WRITTEN PROBLEM:
Transcribe the listing that follows in full, omitting pictures.

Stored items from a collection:
────────────────────
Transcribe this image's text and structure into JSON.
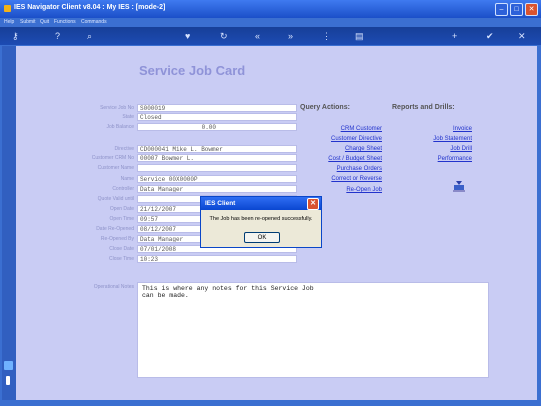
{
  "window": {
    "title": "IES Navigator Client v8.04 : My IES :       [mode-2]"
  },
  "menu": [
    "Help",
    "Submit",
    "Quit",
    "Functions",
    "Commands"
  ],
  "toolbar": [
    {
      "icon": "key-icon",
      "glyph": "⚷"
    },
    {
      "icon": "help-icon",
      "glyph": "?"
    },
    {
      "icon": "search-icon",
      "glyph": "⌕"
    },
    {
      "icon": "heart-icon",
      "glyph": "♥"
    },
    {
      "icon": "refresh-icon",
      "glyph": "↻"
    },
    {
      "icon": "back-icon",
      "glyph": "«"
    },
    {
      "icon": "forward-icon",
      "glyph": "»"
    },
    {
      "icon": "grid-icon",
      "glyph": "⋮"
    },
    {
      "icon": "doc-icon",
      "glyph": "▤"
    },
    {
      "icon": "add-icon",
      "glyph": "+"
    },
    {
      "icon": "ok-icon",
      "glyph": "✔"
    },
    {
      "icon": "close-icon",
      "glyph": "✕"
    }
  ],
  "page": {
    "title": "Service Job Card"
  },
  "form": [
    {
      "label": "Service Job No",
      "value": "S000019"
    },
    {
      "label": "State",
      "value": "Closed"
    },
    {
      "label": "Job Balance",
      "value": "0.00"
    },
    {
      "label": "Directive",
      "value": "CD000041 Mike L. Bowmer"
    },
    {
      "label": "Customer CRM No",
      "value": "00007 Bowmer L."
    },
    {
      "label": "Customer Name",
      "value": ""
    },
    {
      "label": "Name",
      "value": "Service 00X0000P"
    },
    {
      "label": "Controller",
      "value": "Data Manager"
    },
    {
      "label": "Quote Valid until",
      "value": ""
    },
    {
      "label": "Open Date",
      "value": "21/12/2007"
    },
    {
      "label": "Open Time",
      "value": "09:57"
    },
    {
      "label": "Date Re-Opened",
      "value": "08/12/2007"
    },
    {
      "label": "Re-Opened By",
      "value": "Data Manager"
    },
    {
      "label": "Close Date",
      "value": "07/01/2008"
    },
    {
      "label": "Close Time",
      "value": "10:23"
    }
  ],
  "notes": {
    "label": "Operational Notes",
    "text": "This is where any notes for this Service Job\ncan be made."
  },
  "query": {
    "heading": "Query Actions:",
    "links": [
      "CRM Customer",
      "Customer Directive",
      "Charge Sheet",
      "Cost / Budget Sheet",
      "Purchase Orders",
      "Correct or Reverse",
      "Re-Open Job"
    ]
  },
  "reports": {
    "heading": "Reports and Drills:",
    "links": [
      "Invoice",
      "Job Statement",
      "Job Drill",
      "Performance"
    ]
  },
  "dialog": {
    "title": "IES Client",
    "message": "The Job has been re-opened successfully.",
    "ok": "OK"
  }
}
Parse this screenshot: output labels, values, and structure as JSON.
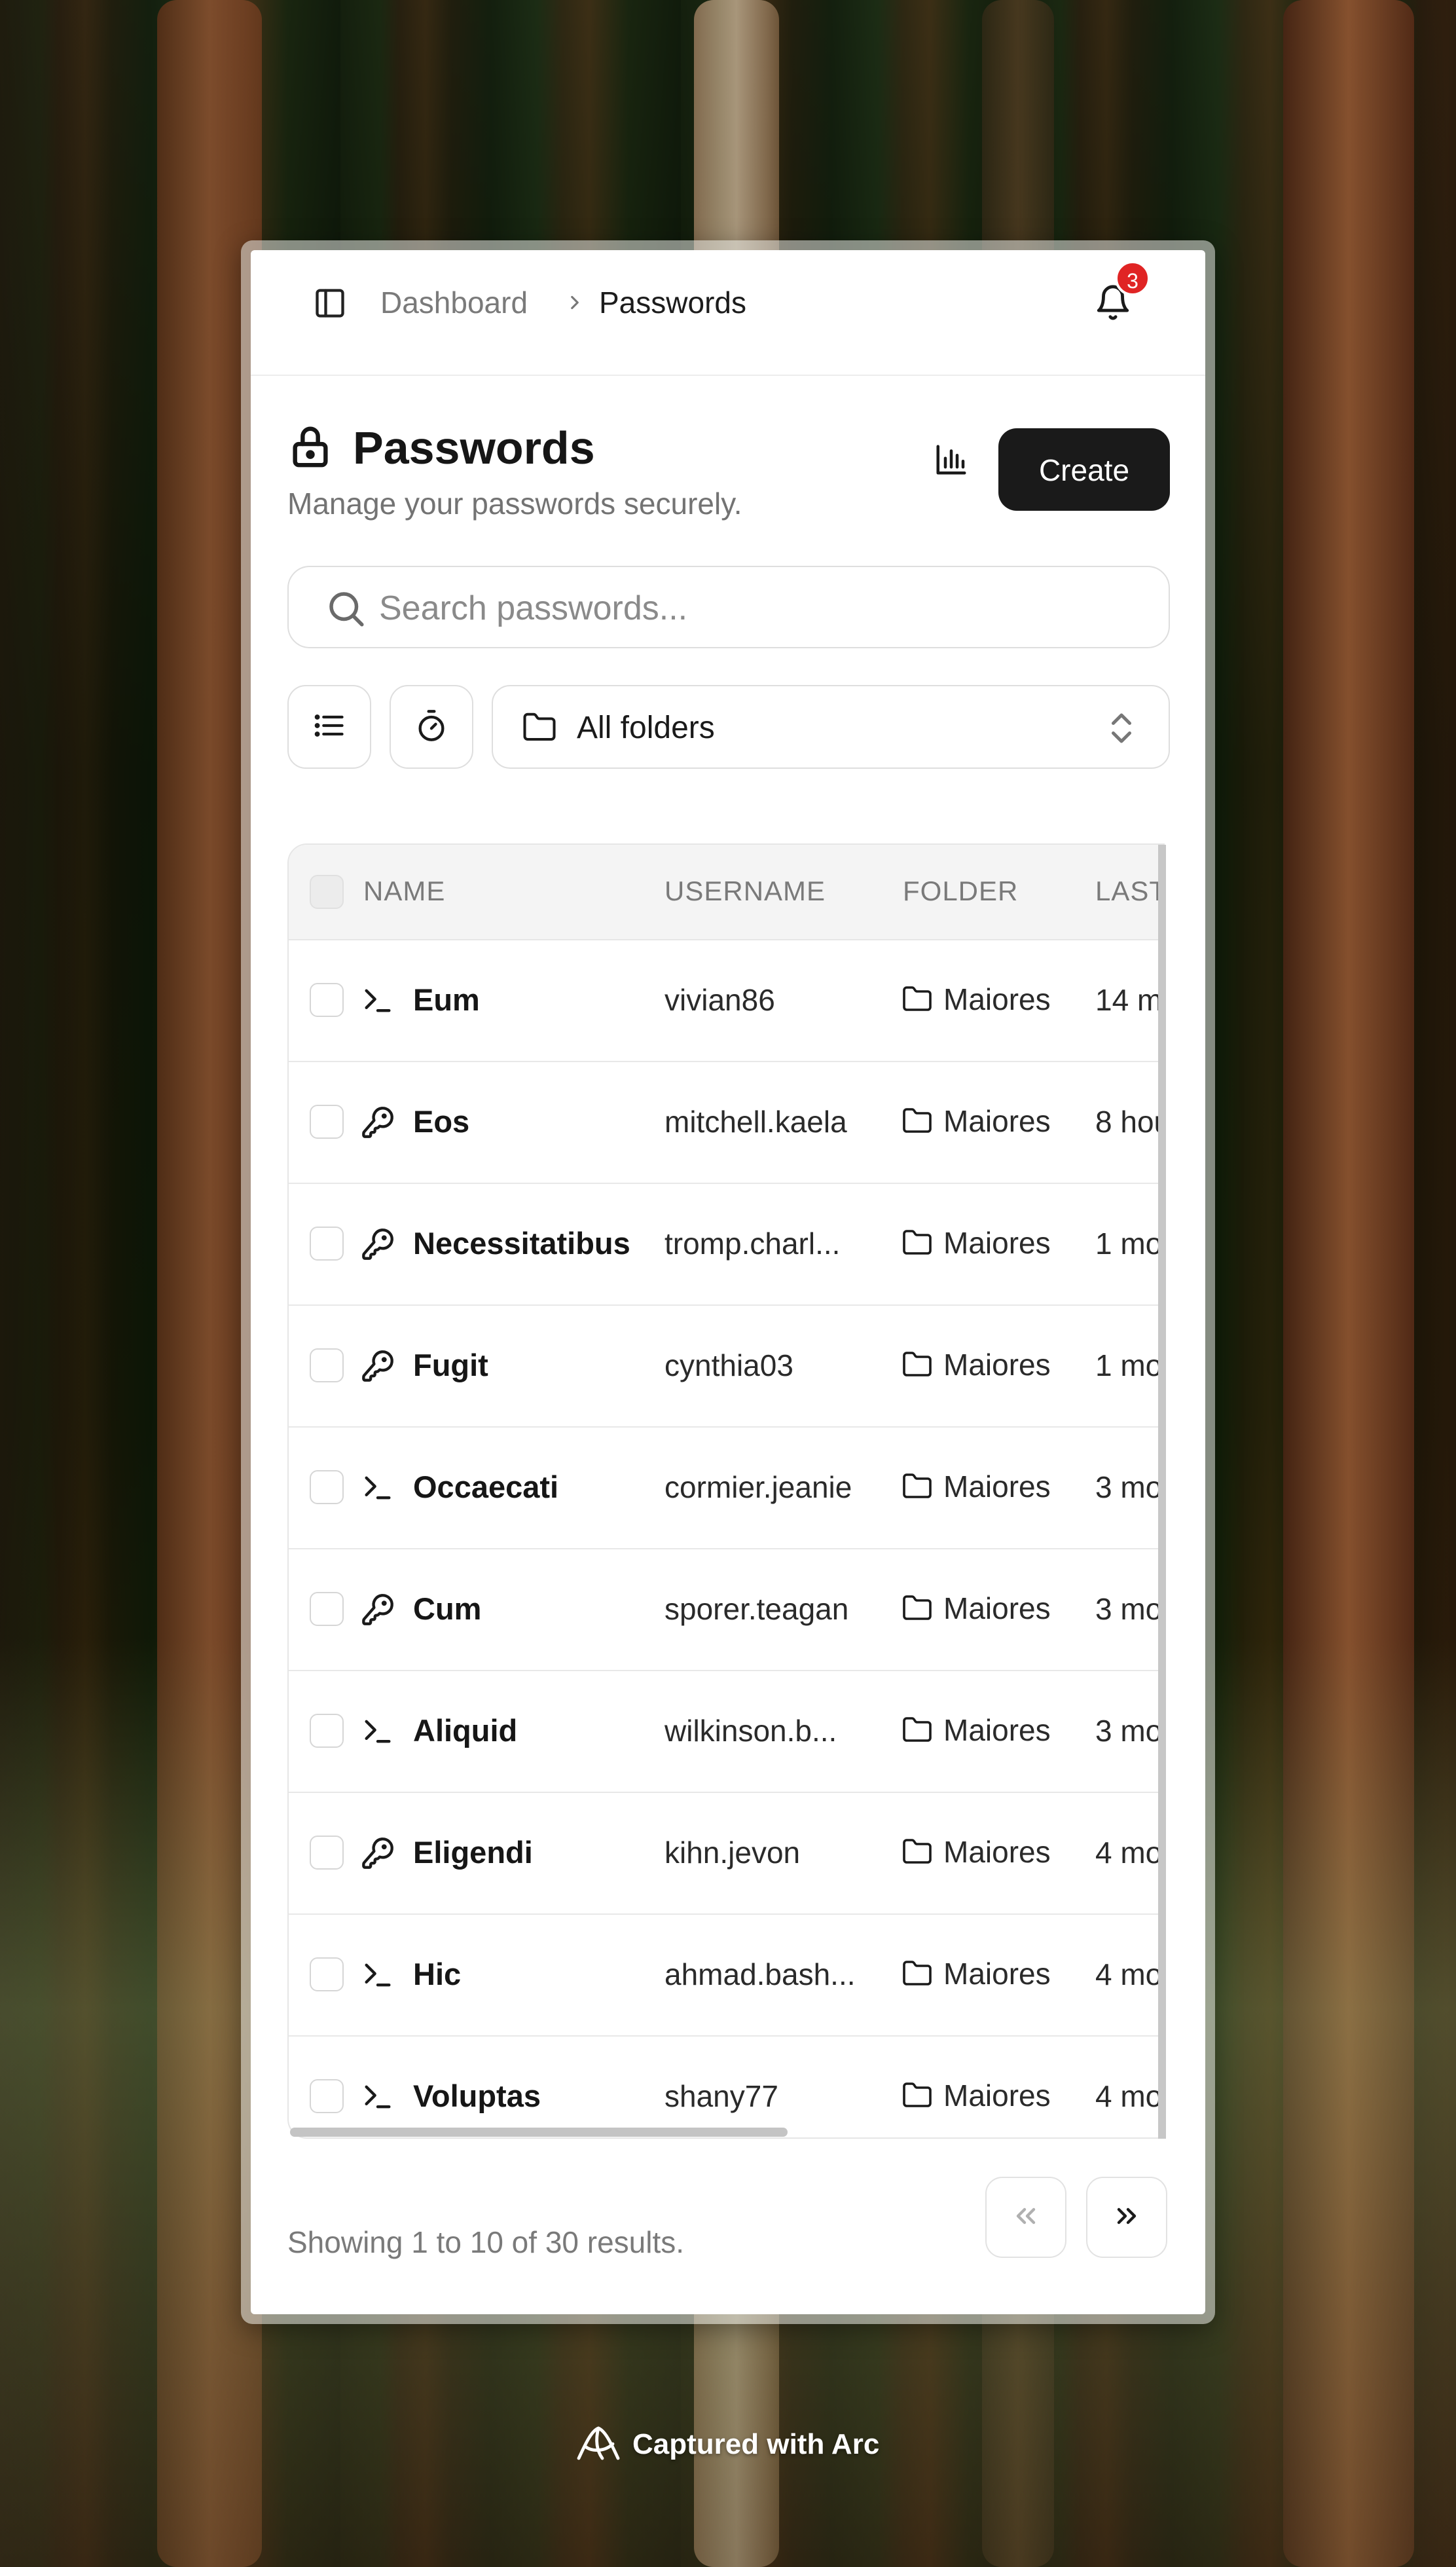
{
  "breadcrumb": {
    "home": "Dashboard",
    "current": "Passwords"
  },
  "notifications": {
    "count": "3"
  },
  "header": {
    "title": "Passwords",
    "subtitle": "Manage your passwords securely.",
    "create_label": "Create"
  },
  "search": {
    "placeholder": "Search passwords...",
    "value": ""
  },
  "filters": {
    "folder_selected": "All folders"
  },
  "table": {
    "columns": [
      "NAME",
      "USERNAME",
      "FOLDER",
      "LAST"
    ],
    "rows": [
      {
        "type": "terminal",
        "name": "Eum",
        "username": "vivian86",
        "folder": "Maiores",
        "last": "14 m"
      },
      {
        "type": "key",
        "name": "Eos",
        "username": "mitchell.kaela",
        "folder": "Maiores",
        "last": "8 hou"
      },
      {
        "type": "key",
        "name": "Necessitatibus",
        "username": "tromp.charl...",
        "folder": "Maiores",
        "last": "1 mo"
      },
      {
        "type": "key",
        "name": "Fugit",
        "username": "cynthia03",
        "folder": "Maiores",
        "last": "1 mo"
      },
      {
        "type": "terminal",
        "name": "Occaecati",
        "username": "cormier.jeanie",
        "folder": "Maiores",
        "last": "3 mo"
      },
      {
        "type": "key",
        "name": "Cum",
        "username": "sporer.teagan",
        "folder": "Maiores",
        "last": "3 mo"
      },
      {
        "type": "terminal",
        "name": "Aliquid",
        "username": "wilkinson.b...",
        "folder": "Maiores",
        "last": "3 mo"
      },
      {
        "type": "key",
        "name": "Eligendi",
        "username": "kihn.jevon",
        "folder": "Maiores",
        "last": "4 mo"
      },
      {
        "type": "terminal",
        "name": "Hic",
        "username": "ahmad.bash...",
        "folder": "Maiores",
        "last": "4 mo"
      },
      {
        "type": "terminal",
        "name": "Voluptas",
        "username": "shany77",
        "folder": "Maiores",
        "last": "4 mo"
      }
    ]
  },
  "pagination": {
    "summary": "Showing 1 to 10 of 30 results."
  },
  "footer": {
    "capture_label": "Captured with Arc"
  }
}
────────────────────
OUTPUT OF THE TASK:
Transcribe this image's text and structure into JSON.
{
  "window": {
    "title": "IES Navigator Client v8.04 : My IES :       [mode-2]"
  },
  "menu": [
    "Help",
    "Submit",
    "Quit",
    "Functions",
    "Commands"
  ],
  "toolbar": [
    {
      "icon": "key-icon",
      "glyph": "⚷"
    },
    {
      "icon": "help-icon",
      "glyph": "?"
    },
    {
      "icon": "search-icon",
      "glyph": "⌕"
    },
    {
      "icon": "heart-icon",
      "glyph": "♥"
    },
    {
      "icon": "refresh-icon",
      "glyph": "↻"
    },
    {
      "icon": "back-icon",
      "glyph": "«"
    },
    {
      "icon": "forward-icon",
      "glyph": "»"
    },
    {
      "icon": "grid-icon",
      "glyph": "⋮"
    },
    {
      "icon": "doc-icon",
      "glyph": "▤"
    },
    {
      "icon": "add-icon",
      "glyph": "+"
    },
    {
      "icon": "ok-icon",
      "glyph": "✔"
    },
    {
      "icon": "close-icon",
      "glyph": "✕"
    }
  ],
  "page": {
    "title": "Service Job Card"
  },
  "form": [
    {
      "label": "Service Job No",
      "value": "S000019"
    },
    {
      "label": "State",
      "value": "Closed"
    },
    {
      "label": "Job Balance",
      "value": "0.00"
    },
    {
      "label": "Directive",
      "value": "CD000041 Mike L. Bowmer"
    },
    {
      "label": "Customer CRM No",
      "value": "00007 Bowmer L."
    },
    {
      "label": "Customer Name",
      "value": ""
    },
    {
      "label": "Name",
      "value": "Service 00X0000P"
    },
    {
      "label": "Controller",
      "value": "Data Manager"
    },
    {
      "label": "Quote Valid until",
      "value": ""
    },
    {
      "label": "Open Date",
      "value": "21/12/2007"
    },
    {
      "label": "Open Time",
      "value": "09:57"
    },
    {
      "label": "Date Re-Opened",
      "value": "08/12/2007"
    },
    {
      "label": "Re-Opened By",
      "value": "Data Manager"
    },
    {
      "label": "Close Date",
      "value": "07/01/2008"
    },
    {
      "label": "Close Time",
      "value": "10:23"
    }
  ],
  "notes": {
    "label": "Operational Notes",
    "text": "This is where any notes for this Service Job\ncan be made."
  },
  "query": {
    "heading": "Query Actions:",
    "links": [
      "CRM Customer",
      "Customer Directive",
      "Charge Sheet",
      "Cost / Budget Sheet",
      "Purchase Orders",
      "Correct or Reverse",
      "Re-Open Job"
    ]
  },
  "reports": {
    "heading": "Reports and Drills:",
    "links": [
      "Invoice",
      "Job Statement",
      "Job Drill",
      "Performance"
    ]
  },
  "dialog": {
    "title": "IES Client",
    "message": "The Job has been re-opened successfully.",
    "ok": "OK"
  }
}
Parse this screenshot: output labels, values, and structure as JSON.
{
  "breadcrumb": {
    "home": "Dashboard",
    "current": "Passwords"
  },
  "notifications": {
    "count": "3"
  },
  "header": {
    "title": "Passwords",
    "subtitle": "Manage your passwords securely.",
    "create_label": "Create"
  },
  "search": {
    "placeholder": "Search passwords...",
    "value": ""
  },
  "filters": {
    "folder_selected": "All folders"
  },
  "table": {
    "columns": [
      "NAME",
      "USERNAME",
      "FOLDER",
      "LAST"
    ],
    "rows": [
      {
        "type": "terminal",
        "name": "Eum",
        "username": "vivian86",
        "folder": "Maiores",
        "last": "14 m"
      },
      {
        "type": "key",
        "name": "Eos",
        "username": "mitchell.kaela",
        "folder": "Maiores",
        "last": "8 hou"
      },
      {
        "type": "key",
        "name": "Necessitatibus",
        "username": "tromp.charl...",
        "folder": "Maiores",
        "last": "1 mo"
      },
      {
        "type": "key",
        "name": "Fugit",
        "username": "cynthia03",
        "folder": "Maiores",
        "last": "1 mo"
      },
      {
        "type": "terminal",
        "name": "Occaecati",
        "username": "cormier.jeanie",
        "folder": "Maiores",
        "last": "3 mo"
      },
      {
        "type": "key",
        "name": "Cum",
        "username": "sporer.teagan",
        "folder": "Maiores",
        "last": "3 mo"
      },
      {
        "type": "terminal",
        "name": "Aliquid",
        "username": "wilkinson.b...",
        "folder": "Maiores",
        "last": "3 mo"
      },
      {
        "type": "key",
        "name": "Eligendi",
        "username": "kihn.jevon",
        "folder": "Maiores",
        "last": "4 mo"
      },
      {
        "type": "terminal",
        "name": "Hic",
        "username": "ahmad.bash...",
        "folder": "Maiores",
        "last": "4 mo"
      },
      {
        "type": "terminal",
        "name": "Voluptas",
        "username": "shany77",
        "folder": "Maiores",
        "last": "4 mo"
      }
    ]
  },
  "pagination": {
    "summary": "Showing 1 to 10 of 30 results."
  },
  "footer": {
    "capture_label": "Captured with Arc"
  }
}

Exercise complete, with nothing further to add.